# What is asked
Return all lines that include the string "screenshot".

# Dataset
========================
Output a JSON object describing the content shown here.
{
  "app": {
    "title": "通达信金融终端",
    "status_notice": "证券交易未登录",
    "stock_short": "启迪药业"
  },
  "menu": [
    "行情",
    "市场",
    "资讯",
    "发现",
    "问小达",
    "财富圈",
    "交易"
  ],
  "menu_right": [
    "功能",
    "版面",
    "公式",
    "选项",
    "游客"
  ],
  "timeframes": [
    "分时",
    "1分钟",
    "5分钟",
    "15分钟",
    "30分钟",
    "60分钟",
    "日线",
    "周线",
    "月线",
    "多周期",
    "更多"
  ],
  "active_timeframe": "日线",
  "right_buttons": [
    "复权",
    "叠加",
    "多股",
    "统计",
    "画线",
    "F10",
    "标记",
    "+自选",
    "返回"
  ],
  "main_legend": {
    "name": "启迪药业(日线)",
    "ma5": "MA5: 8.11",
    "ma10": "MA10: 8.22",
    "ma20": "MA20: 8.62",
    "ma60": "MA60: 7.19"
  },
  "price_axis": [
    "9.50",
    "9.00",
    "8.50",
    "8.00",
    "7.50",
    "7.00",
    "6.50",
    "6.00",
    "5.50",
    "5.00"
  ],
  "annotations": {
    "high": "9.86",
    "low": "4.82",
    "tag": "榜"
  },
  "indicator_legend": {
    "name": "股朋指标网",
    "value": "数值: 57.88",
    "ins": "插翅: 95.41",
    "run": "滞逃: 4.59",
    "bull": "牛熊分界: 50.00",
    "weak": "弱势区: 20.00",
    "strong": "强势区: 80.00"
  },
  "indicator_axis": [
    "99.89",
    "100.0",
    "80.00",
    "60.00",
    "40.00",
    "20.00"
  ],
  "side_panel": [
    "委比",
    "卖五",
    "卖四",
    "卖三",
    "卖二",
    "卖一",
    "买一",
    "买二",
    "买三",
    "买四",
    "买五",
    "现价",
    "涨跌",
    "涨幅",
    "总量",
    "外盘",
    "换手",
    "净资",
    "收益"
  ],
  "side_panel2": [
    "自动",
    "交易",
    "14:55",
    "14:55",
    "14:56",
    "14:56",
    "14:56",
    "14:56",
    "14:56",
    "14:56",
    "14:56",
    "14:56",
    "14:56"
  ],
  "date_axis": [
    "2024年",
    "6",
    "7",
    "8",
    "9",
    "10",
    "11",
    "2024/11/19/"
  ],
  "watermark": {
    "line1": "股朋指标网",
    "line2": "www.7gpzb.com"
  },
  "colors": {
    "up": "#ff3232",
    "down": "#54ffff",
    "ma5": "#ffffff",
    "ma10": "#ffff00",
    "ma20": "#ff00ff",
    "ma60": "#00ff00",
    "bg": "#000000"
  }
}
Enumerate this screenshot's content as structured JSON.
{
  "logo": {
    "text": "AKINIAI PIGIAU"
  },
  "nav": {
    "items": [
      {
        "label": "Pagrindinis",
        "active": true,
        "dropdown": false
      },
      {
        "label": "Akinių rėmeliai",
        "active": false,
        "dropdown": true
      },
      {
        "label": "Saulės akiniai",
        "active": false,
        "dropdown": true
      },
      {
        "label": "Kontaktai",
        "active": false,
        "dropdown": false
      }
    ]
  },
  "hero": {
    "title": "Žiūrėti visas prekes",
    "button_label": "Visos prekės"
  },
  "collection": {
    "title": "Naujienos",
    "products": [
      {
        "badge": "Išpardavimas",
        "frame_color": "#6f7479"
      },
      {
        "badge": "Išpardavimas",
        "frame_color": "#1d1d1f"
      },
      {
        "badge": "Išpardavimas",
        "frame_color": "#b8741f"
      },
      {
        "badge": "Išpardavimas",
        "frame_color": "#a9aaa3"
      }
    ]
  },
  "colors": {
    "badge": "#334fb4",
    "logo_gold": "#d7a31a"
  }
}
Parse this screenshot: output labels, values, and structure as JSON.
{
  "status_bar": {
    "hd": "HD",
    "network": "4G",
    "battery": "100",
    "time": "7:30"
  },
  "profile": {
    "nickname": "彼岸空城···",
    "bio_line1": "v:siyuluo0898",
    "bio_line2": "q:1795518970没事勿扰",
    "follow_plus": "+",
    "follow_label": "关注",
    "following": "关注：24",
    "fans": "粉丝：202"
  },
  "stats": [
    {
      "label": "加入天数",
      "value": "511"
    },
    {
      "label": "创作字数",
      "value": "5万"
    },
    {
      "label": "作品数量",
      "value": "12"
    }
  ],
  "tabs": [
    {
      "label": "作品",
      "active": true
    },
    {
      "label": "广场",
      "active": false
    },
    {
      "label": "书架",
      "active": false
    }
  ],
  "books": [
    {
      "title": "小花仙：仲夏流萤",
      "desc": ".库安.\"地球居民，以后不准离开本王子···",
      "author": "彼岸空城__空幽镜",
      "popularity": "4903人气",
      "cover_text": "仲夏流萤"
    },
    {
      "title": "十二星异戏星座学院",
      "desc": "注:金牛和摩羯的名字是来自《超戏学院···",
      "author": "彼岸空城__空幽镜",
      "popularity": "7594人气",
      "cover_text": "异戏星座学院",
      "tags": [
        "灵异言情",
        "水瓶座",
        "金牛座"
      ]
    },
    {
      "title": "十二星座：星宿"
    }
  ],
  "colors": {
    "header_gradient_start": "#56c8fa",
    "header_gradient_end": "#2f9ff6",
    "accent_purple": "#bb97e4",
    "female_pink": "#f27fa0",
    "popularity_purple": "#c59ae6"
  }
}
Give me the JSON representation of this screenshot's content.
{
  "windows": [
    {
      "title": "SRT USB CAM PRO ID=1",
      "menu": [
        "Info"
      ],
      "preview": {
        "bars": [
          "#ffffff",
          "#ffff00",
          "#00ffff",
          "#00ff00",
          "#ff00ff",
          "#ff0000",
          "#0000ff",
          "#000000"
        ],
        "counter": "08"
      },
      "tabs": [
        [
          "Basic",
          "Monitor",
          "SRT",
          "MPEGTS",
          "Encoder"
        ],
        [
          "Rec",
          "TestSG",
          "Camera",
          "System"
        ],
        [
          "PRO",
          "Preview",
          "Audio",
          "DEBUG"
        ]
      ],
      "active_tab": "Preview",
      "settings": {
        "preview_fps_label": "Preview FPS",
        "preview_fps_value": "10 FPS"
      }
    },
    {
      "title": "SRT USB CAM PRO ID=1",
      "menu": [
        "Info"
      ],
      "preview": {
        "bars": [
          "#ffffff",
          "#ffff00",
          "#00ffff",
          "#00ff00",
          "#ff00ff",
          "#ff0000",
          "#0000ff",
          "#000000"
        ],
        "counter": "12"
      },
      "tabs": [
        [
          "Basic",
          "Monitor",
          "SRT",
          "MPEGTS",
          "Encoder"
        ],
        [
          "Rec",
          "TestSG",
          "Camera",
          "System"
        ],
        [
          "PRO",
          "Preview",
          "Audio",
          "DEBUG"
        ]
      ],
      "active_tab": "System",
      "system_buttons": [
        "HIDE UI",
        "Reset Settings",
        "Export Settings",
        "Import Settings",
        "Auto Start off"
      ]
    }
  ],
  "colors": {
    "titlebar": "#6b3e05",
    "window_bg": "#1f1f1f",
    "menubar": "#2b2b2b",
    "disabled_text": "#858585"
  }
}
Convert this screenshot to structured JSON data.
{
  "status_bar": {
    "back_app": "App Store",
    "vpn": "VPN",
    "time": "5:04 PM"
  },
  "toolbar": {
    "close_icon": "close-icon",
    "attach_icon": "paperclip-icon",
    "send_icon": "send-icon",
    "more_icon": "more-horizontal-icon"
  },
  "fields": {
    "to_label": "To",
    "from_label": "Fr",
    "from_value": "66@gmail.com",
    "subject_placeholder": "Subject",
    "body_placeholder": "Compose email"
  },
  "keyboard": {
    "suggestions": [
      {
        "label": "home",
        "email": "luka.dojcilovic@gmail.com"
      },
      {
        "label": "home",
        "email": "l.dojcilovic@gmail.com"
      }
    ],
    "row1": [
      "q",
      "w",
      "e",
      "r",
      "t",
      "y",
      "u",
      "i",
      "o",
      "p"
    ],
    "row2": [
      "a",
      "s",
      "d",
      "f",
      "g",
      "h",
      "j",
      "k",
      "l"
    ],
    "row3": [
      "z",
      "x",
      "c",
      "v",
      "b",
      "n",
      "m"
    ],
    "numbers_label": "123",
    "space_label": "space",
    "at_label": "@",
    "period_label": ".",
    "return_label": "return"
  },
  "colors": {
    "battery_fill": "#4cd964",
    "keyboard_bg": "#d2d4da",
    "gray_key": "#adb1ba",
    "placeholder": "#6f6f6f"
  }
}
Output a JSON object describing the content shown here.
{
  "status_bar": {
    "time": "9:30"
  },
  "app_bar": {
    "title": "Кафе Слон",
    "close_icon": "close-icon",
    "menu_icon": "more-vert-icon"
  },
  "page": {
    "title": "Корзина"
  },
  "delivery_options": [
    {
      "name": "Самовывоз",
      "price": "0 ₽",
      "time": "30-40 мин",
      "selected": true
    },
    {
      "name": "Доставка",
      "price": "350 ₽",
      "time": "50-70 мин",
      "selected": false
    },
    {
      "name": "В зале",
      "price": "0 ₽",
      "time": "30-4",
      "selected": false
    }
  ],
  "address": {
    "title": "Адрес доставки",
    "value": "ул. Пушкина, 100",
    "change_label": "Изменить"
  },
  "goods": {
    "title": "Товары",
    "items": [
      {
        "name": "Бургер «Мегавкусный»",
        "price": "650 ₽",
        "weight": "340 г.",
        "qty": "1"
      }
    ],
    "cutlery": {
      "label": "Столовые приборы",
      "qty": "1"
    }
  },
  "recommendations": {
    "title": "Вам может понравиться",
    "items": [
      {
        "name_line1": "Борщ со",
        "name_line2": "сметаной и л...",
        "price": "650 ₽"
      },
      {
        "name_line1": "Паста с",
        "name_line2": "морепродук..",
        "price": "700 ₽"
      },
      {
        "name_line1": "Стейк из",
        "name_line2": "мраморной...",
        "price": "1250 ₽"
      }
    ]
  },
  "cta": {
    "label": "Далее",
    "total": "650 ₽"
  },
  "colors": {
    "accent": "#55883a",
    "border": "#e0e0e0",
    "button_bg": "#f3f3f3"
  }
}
========================
# Answer to this exercise
Enumerate this screenshot's content as structured JSON.
Parse this screenshot: output labels, values, and structure as JSON.
Give me the JSON representation of this screenshot's content.
Convert this screenshot to structured JSON data.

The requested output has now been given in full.